* **What the task requires**:
Quote every line of the records below word for word, with nothing changed or left out.

* **Data shown**:
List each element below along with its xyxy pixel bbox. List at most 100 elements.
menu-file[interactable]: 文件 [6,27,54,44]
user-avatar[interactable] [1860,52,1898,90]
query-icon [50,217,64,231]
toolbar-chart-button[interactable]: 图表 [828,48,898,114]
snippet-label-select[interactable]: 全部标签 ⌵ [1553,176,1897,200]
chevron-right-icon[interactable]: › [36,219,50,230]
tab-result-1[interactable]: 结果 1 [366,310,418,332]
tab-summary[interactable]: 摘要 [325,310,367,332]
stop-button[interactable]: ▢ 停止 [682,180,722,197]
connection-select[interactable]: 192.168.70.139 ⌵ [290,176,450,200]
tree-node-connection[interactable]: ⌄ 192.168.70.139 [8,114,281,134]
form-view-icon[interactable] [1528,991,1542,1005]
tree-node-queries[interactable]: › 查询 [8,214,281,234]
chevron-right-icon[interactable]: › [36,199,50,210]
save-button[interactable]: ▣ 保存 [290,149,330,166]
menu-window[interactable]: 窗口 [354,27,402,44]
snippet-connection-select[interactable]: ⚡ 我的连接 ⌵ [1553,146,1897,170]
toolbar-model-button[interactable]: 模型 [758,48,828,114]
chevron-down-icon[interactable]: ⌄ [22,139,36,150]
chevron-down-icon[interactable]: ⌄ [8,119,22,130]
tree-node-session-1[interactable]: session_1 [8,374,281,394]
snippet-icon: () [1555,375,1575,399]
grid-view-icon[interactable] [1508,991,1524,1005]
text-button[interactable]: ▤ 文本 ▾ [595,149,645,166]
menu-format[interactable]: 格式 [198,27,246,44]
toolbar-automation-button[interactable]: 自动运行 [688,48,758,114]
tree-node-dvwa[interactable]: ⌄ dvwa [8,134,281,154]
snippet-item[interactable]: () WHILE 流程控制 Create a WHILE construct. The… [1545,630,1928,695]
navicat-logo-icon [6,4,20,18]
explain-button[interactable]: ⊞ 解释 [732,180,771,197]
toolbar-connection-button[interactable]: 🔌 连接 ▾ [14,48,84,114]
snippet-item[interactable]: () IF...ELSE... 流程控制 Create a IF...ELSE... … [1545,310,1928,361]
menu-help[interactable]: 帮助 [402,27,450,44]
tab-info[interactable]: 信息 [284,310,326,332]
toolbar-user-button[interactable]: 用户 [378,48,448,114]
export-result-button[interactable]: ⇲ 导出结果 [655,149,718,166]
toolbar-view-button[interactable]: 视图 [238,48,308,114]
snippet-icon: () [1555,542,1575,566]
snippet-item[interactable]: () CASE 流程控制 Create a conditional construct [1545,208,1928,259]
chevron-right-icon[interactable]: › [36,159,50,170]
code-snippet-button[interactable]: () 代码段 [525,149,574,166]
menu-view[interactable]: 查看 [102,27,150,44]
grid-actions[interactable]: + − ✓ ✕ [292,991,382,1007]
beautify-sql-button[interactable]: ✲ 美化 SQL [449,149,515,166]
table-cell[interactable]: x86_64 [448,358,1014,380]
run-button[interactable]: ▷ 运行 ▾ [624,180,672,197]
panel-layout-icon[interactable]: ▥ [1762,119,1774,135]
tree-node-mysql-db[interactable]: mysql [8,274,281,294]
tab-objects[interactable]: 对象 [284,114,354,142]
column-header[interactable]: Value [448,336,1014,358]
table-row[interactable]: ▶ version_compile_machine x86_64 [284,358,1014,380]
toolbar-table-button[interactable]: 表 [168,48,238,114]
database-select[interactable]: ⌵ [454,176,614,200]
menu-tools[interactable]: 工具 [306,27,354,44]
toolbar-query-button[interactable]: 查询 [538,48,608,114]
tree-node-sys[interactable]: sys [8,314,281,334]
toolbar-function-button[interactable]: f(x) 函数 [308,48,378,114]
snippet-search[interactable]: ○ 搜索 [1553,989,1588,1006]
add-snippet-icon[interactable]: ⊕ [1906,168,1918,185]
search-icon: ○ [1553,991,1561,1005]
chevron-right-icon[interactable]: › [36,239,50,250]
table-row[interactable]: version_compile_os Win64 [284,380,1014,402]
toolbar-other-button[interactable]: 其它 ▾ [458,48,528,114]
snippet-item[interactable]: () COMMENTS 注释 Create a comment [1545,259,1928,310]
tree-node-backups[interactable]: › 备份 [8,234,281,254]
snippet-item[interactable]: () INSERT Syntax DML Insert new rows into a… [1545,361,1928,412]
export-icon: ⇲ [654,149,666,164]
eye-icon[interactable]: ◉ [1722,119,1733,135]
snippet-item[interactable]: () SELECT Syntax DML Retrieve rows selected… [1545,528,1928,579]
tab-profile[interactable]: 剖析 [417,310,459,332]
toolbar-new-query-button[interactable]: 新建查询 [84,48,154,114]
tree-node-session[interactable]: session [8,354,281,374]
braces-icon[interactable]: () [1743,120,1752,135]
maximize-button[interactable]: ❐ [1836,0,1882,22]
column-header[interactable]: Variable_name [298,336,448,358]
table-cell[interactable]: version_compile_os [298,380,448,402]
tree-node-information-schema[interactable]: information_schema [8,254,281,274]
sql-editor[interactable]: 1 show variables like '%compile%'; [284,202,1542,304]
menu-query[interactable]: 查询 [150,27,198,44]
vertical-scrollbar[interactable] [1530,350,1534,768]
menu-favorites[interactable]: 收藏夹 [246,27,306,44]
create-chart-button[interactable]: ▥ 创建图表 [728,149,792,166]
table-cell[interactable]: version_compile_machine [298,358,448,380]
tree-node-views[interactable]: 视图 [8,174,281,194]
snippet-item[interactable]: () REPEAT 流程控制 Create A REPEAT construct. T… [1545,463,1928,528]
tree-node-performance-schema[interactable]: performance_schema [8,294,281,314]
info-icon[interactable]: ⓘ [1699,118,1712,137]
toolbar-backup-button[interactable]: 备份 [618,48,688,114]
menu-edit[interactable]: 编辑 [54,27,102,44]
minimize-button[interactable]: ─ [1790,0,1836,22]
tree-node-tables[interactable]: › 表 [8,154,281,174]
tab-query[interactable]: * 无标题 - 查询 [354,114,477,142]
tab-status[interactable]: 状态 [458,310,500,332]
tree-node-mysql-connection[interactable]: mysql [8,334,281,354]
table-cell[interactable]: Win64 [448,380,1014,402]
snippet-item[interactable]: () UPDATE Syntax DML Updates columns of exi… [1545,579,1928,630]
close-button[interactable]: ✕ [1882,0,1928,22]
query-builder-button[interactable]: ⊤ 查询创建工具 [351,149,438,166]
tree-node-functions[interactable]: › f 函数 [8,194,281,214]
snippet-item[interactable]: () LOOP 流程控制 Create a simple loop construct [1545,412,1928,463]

* **Answer below**:
List each element below along with its xyxy pixel bbox. List at most 100 elements.
menu-file[interactable]: 文件 [6,27,54,44]
user-avatar[interactable] [1860,52,1898,90]
query-icon [50,217,64,231]
toolbar-chart-button[interactable]: 图表 [828,48,898,114]
snippet-label-select[interactable]: 全部标签 ⌵ [1553,176,1897,200]
chevron-right-icon[interactable]: › [36,219,50,230]
tab-result-1[interactable]: 结果 1 [366,310,418,332]
tab-summary[interactable]: 摘要 [325,310,367,332]
stop-button[interactable]: ▢ 停止 [682,180,722,197]
connection-select[interactable]: 192.168.70.139 ⌵ [290,176,450,200]
tree-node-connection[interactable]: ⌄ 192.168.70.139 [8,114,281,134]
form-view-icon[interactable] [1528,991,1542,1005]
tree-node-queries[interactable]: › 查询 [8,214,281,234]
chevron-right-icon[interactable]: › [36,199,50,210]
save-button[interactable]: ▣ 保存 [290,149,330,166]
menu-window[interactable]: 窗口 [354,27,402,44]
snippet-connection-select[interactable]: ⚡ 我的连接 ⌵ [1553,146,1897,170]
toolbar-model-button[interactable]: 模型 [758,48,828,114]
chevron-down-icon[interactable]: ⌄ [22,139,36,150]
chevron-down-icon[interactable]: ⌄ [8,119,22,130]
tree-node-session-1[interactable]: session_1 [8,374,281,394]
snippet-icon: () [1555,375,1575,399]
grid-view-icon[interactable] [1508,991,1524,1005]
text-button[interactable]: ▤ 文本 ▾ [595,149,645,166]
menu-format[interactable]: 格式 [198,27,246,44]
toolbar-automation-button[interactable]: 自动运行 [688,48,758,114]
tree-node-dvwa[interactable]: ⌄ dvwa [8,134,281,154]
snippet-item[interactable]: () WHILE 流程控制 Create a WHILE construct. The… [1545,630,1928,695]
navicat-logo-icon [6,4,20,18]
explain-button[interactable]: ⊞ 解释 [732,180,771,197]
toolbar-connection-button[interactable]: 🔌 连接 ▾ [14,48,84,114]
snippet-item[interactable]: () IF...ELSE... 流程控制 Create a IF...ELSE... … [1545,310,1928,361]
menu-help[interactable]: 帮助 [402,27,450,44]
tab-info[interactable]: 信息 [284,310,326,332]
toolbar-user-button[interactable]: 用户 [378,48,448,114]
export-result-button[interactable]: ⇲ 导出结果 [655,149,718,166]
toolbar-view-button[interactable]: 视图 [238,48,308,114]
snippet-icon: () [1555,542,1575,566]
snippet-item[interactable]: () CASE 流程控制 Create a conditional construct [1545,208,1928,259]
chevron-right-icon[interactable]: › [36,159,50,170]
code-snippet-button[interactable]: () 代码段 [525,149,574,166]
menu-view[interactable]: 查看 [102,27,150,44]
grid-actions[interactable]: + − ✓ ✕ [292,991,382,1007]
beautify-sql-button[interactable]: ✲ 美化 SQL [449,149,515,166]
table-cell[interactable]: x86_64 [448,358,1014,380]
run-button[interactable]: ▷ 运行 ▾ [624,180,672,197]
panel-layout-icon[interactable]: ▥ [1762,119,1774,135]
tree-node-mysql-db[interactable]: mysql [8,274,281,294]
tab-objects[interactable]: 对象 [284,114,354,142]
column-header[interactable]: Value [448,336,1014,358]
table-row[interactable]: ▶ version_compile_machine x86_64 [284,358,1014,380]
toolbar-table-button[interactable]: 表 [168,48,238,114]
database-select[interactable]: ⌵ [454,176,614,200]
menu-tools[interactable]: 工具 [306,27,354,44]
toolbar-query-button[interactable]: 查询 [538,48,608,114]
tree-node-sys[interactable]: sys [8,314,281,334]
toolbar-function-button[interactable]: f(x) 函数 [308,48,378,114]
snippet-search[interactable]: ○ 搜索 [1553,989,1588,1006]
add-snippet-icon[interactable]: ⊕ [1906,168,1918,185]
search-icon: ○ [1553,991,1561,1005]
chevron-right-icon[interactable]: › [36,239,50,250]
table-row[interactable]: version_compile_os Win64 [284,380,1014,402]
toolbar-other-button[interactable]: 其它 ▾ [458,48,528,114]
snippet-item[interactable]: () COMMENTS 注释 Create a comment [1545,259,1928,310]
tree-node-backups[interactable]: › 备份 [8,234,281,254]
snippet-item[interactable]: () INSERT Syntax DML Insert new rows into a… [1545,361,1928,412]
export-icon: ⇲ [654,149,666,164]
eye-icon[interactable]: ◉ [1722,119,1733,135]
snippet-item[interactable]: () SELECT Syntax DML Retrieve rows selected… [1545,528,1928,579]
tab-profile[interactable]: 剖析 [417,310,459,332]
toolbar-new-query-button[interactable]: 新建查询 [84,48,154,114]
tree-node-session[interactable]: session [8,354,281,374]
braces-icon[interactable]: () [1743,120,1752,135]
maximize-button[interactable]: ❐ [1836,0,1882,22]
column-header[interactable]: Variable_name [298,336,448,358]
table-cell[interactable]: version_compile_os [298,380,448,402]
tree-node-information-schema[interactable]: information_schema [8,254,281,274]
sql-editor[interactable]: 1 show variables like '%compile%'; [284,202,1542,304]
menu-query[interactable]: 查询 [150,27,198,44]
vertical-scrollbar[interactable] [1530,350,1534,768]
menu-favorites[interactable]: 收藏夹 [246,27,306,44]
create-chart-button[interactable]: ▥ 创建图表 [728,149,792,166]
table-cell[interactable]: version_compile_machine [298,358,448,380]
tree-node-views[interactable]: 视图 [8,174,281,194]
snippet-item[interactable]: () REPEAT 流程控制 Create A REPEAT construct. T… [1545,463,1928,528]
tree-node-performance-schema[interactable]: performance_schema [8,294,281,314]
info-icon[interactable]: ⓘ [1699,118,1712,137]
toolbar-backup-button[interactable]: 备份 [618,48,688,114]
menu-edit[interactable]: 编辑 [54,27,102,44]
minimize-button[interactable]: ─ [1790,0,1836,22]
tree-node-tables[interactable]: › 表 [8,154,281,174]
tab-query[interactable]: * 无标题 - 查询 [354,114,477,142]
tab-status[interactable]: 状态 [458,310,500,332]
tree-node-mysql-connection[interactable]: mysql [8,334,281,354]
table-cell[interactable]: Win64 [448,380,1014,402]
snippet-item[interactable]: () UPDATE Syntax DML Updates columns of exi… [1545,579,1928,630]
close-button[interactable]: ✕ [1882,0,1928,22]
query-builder-button[interactable]: ⊤ 查询创建工具 [351,149,438,166]
tree-node-functions[interactable]: › f 函数 [8,194,281,214]
snippet-item[interactable]: () LOOP 流程控制 Create a simple loop construct [1545,412,1928,463]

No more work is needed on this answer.